Instructions to follow —
Transcribe the material in full, exactly as written.

Input data —
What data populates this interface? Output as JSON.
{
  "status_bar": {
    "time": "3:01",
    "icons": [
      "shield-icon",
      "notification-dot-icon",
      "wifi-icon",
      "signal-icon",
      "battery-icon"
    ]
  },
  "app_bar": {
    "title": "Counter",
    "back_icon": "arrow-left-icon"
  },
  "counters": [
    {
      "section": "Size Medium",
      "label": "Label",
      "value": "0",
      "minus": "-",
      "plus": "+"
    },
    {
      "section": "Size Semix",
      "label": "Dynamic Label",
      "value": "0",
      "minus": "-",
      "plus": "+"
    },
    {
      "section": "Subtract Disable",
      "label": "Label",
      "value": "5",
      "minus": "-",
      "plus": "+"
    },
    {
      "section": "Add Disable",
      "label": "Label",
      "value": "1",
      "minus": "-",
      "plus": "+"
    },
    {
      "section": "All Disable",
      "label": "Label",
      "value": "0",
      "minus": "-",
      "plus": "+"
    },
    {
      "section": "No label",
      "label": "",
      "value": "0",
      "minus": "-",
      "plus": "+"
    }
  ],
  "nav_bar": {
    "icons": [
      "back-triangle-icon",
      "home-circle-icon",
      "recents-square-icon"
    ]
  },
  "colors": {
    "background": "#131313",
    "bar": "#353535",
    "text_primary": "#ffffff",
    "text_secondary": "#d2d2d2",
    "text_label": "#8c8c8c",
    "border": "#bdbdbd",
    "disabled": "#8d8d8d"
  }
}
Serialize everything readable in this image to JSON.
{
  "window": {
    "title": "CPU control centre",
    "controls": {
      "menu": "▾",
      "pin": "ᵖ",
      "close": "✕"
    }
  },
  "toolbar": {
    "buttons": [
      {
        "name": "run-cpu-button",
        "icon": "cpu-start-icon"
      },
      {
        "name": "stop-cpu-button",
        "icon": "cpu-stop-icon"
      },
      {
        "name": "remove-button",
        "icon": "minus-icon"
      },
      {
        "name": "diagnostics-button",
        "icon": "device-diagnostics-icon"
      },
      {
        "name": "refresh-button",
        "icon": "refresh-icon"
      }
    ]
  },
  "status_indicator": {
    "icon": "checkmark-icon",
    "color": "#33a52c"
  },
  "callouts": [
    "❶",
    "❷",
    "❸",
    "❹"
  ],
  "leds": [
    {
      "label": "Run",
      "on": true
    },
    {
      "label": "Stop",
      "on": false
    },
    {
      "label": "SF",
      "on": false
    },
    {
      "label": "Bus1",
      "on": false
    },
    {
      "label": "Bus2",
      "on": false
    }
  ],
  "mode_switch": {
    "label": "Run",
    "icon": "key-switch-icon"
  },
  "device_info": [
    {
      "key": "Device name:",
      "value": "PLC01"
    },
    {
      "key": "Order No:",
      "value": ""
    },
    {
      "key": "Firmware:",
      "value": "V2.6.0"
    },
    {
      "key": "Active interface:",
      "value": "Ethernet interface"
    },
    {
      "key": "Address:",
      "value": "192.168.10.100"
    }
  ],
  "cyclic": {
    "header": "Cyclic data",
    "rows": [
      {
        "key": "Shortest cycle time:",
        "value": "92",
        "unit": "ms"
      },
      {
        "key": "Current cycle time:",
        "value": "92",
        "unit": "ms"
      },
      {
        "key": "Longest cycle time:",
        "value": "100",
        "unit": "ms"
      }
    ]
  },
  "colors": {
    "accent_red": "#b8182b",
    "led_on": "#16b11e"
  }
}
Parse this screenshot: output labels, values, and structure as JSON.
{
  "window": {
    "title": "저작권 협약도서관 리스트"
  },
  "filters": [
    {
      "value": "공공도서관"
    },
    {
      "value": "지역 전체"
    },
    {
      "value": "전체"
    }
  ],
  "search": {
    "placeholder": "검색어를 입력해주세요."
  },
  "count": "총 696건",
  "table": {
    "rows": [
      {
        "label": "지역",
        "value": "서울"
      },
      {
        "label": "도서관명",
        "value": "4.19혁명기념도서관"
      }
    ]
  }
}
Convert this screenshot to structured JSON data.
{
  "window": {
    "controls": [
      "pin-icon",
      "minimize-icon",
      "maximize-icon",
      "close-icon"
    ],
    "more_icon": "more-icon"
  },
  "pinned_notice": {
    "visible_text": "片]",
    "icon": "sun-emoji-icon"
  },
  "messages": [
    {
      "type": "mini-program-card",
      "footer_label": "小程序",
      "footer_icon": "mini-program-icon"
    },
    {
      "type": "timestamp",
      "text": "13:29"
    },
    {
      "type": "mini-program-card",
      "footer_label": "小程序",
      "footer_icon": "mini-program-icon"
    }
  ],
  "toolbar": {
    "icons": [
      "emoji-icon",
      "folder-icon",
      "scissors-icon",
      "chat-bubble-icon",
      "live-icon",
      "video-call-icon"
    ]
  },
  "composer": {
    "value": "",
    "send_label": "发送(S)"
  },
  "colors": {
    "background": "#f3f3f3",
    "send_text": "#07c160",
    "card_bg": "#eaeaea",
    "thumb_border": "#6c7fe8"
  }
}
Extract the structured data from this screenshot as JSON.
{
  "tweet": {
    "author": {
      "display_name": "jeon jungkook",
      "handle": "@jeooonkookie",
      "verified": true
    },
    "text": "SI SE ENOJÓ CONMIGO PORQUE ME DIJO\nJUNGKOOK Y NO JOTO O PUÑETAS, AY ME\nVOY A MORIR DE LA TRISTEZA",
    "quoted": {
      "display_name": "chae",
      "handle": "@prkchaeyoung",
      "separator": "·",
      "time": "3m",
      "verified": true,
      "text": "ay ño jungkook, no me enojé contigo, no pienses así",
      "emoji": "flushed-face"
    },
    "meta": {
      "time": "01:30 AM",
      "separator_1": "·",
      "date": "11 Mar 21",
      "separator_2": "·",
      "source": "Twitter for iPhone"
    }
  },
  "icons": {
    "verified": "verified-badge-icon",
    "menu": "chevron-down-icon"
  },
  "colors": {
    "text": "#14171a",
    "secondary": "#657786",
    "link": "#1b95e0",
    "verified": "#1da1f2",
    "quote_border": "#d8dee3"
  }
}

Result —
What data populates this interface? Output as JSON.
{
  "status_bar": {
    "time": "3:01",
    "icons": [
      "shield-icon",
      "notification-dot-icon",
      "wifi-icon",
      "signal-icon",
      "battery-icon"
    ]
  },
  "app_bar": {
    "title": "Counter",
    "back_icon": "arrow-left-icon"
  },
  "counters": [
    {
      "section": "Size Medium",
      "label": "Label",
      "value": "0",
      "minus": "-",
      "plus": "+"
    },
    {
      "section": "Size Semix",
      "label": "Dynamic Label",
      "value": "0",
      "minus": "-",
      "plus": "+"
    },
    {
      "section": "Subtract Disable",
      "label": "Label",
      "value": "5",
      "minus": "-",
      "plus": "+"
    },
    {
      "section": "Add Disable",
      "label": "Label",
      "value": "1",
      "minus": "-",
      "plus": "+"
    },
    {
      "section": "All Disable",
      "label": "Label",
      "value": "0",
      "minus": "-",
      "plus": "+"
    },
    {
      "section": "No label",
      "label": "",
      "value": "0",
      "minus": "-",
      "plus": "+"
    }
  ],
  "nav_bar": {
    "icons": [
      "back-triangle-icon",
      "home-circle-icon",
      "recents-square-icon"
    ]
  },
  "colors": {
    "background": "#131313",
    "bar": "#353535",
    "text_primary": "#ffffff",
    "text_secondary": "#d2d2d2",
    "text_label": "#8c8c8c",
    "border": "#bdbdbd",
    "disabled": "#8d8d8d"
  }
}
Serialize everything readable in this image to JSON.
{
  "window": {
    "title": "CPU control centre",
    "controls": {
      "menu": "▾",
      "pin": "ᵖ",
      "close": "✕"
    }
  },
  "toolbar": {
    "buttons": [
      {
        "name": "run-cpu-button",
        "icon": "cpu-start-icon"
      },
      {
        "name": "stop-cpu-button",
        "icon": "cpu-stop-icon"
      },
      {
        "name": "remove-button",
        "icon": "minus-icon"
      },
      {
        "name": "diagnostics-button",
        "icon": "device-diagnostics-icon"
      },
      {
        "name": "refresh-button",
        "icon": "refresh-icon"
      }
    ]
  },
  "status_indicator": {
    "icon": "checkmark-icon",
    "color": "#33a52c"
  },
  "callouts": [
    "❶",
    "❷",
    "❸",
    "❹"
  ],
  "leds": [
    {
      "label": "Run",
      "on": true
    },
    {
      "label": "Stop",
      "on": false
    },
    {
      "label": "SF",
      "on": false
    },
    {
      "label": "Bus1",
      "on": false
    },
    {
      "label": "Bus2",
      "on": false
    }
  ],
  "mode_switch": {
    "label": "Run",
    "icon": "key-switch-icon"
  },
  "device_info": [
    {
      "key": "Device name:",
      "value": "PLC01"
    },
    {
      "key": "Order No:",
      "value": ""
    },
    {
      "key": "Firmware:",
      "value": "V2.6.0"
    },
    {
      "key": "Active interface:",
      "value": "Ethernet interface"
    },
    {
      "key": "Address:",
      "value": "192.168.10.100"
    }
  ],
  "cyclic": {
    "header": "Cyclic data",
    "rows": [
      {
        "key": "Shortest cycle time:",
        "value": "92",
        "unit": "ms"
      },
      {
        "key": "Current cycle time:",
        "value": "92",
        "unit": "ms"
      },
      {
        "key": "Longest cycle time:",
        "value": "100",
        "unit": "ms"
      }
    ]
  },
  "colors": {
    "accent_red": "#b8182b",
    "led_on": "#16b11e"
  }
}
Parse this screenshot: output labels, values, and structure as JSON.
{
  "window": {
    "title": "저작권 협약도서관 리스트"
  },
  "filters": [
    {
      "value": "공공도서관"
    },
    {
      "value": "지역 전체"
    },
    {
      "value": "전체"
    }
  ],
  "search": {
    "placeholder": "검색어를 입력해주세요."
  },
  "count": "총 696건",
  "table": {
    "rows": [
      {
        "label": "지역",
        "value": "서울"
      },
      {
        "label": "도서관명",
        "value": "4.19혁명기념도서관"
      }
    ]
  }
}
Convert this screenshot to structured JSON data.
{
  "window": {
    "controls": [
      "pin-icon",
      "minimize-icon",
      "maximize-icon",
      "close-icon"
    ],
    "more_icon": "more-icon"
  },
  "pinned_notice": {
    "visible_text": "片]",
    "icon": "sun-emoji-icon"
  },
  "messages": [
    {
      "type": "mini-program-card",
      "footer_label": "小程序",
      "footer_icon": "mini-program-icon"
    },
    {
      "type": "timestamp",
      "text": "13:29"
    },
    {
      "type": "mini-program-card",
      "footer_label": "小程序",
      "footer_icon": "mini-program-icon"
    }
  ],
  "toolbar": {
    "icons": [
      "emoji-icon",
      "folder-icon",
      "scissors-icon",
      "chat-bubble-icon",
      "live-icon",
      "video-call-icon"
    ]
  },
  "composer": {
    "value": "",
    "send_label": "发送(S)"
  },
  "colors": {
    "background": "#f3f3f3",
    "send_text": "#07c160",
    "card_bg": "#eaeaea",
    "thumb_border": "#6c7fe8"
  }
}
Extract the structured data from this screenshot as JSON.
{
  "tweet": {
    "author": {
      "display_name": "jeon jungkook",
      "handle": "@jeooonkookie",
      "verified": true
    },
    "text": "SI SE ENOJÓ CONMIGO PORQUE ME DIJO\nJUNGKOOK Y NO JOTO O PUÑETAS, AY ME\nVOY A MORIR DE LA TRISTEZA",
    "quoted": {
      "display_name": "chae",
      "handle": "@prkchaeyoung",
      "separator": "·",
      "time": "3m",
      "verified": true,
      "text": "ay ño jungkook, no me enojé contigo, no pienses así",
      "emoji": "flushed-face"
    },
    "meta": {
      "time": "01:30 AM",
      "separator_1": "·",
      "date": "11 Mar 21",
      "separator_2": "·",
      "source": "Twitter for iPhone"
    }
  },
  "icons": {
    "verified": "verified-badge-icon",
    "menu": "chevron-down-icon"
  },
  "colors": {
    "text": "#14171a",
    "secondary": "#657786",
    "link": "#1b95e0",
    "verified": "#1da1f2",
    "quote_border": "#d8dee3"
  }
}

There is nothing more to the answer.